[start Information supplied]
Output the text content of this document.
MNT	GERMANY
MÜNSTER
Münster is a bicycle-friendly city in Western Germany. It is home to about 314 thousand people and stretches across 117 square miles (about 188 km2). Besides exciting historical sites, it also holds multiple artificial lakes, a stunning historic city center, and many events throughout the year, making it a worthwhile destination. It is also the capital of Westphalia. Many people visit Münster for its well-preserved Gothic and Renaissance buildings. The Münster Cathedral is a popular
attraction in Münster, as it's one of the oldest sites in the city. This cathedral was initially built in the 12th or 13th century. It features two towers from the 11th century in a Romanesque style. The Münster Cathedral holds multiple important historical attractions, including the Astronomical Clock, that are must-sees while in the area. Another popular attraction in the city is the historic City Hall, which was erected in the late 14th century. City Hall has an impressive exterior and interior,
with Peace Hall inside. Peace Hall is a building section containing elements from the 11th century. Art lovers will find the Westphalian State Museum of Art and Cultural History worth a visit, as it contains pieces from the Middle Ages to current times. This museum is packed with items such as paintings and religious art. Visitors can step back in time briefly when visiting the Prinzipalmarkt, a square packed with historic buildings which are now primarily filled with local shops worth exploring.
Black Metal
[end Information supplied]
Job
Write the data from above out again, exactly.

Full response
Output the text content of this document.
MNT	GERMANY
MÜNSTER
Münster is a bicycle-friendly city in Western Germany. It is home to about 314 thousand people and stretches across 117 square miles (about 188 km2). Besides exciting historical sites, it also holds multiple artificial lakes, a stunning historic city center, and many events throughout the year, making it a worthwhile destination. It is also the capital of Westphalia. Many people visit Münster for its well-preserved Gothic and Renaissance buildings. The Münster Cathedral is a popular
attraction in Münster, as it's one of the oldest sites in the city. This cathedral was initially built in the 12th or 13th century. It features two towers from the 11th century in a Romanesque style. The Münster Cathedral holds multiple important historical attractions, including the Astronomical Clock, that are must-sees while in the area. Another popular attraction in the city is the historic City Hall, which was erected in the late 14th century. City Hall has an impressive exterior and interior,
with Peace Hall inside. Peace Hall is a building section containing elements from the 11th century. Art lovers will find the Westphalian State Museum of Art and Cultural History worth a visit, as it contains pieces from the Middle Ages to current times. This museum is packed with items such as paintings and religious art. Visitors can step back in time briefly when visiting the Prinzipalmarkt, a square packed with historic buildings which are now primarily filled with local shops worth exploring.
Black Metal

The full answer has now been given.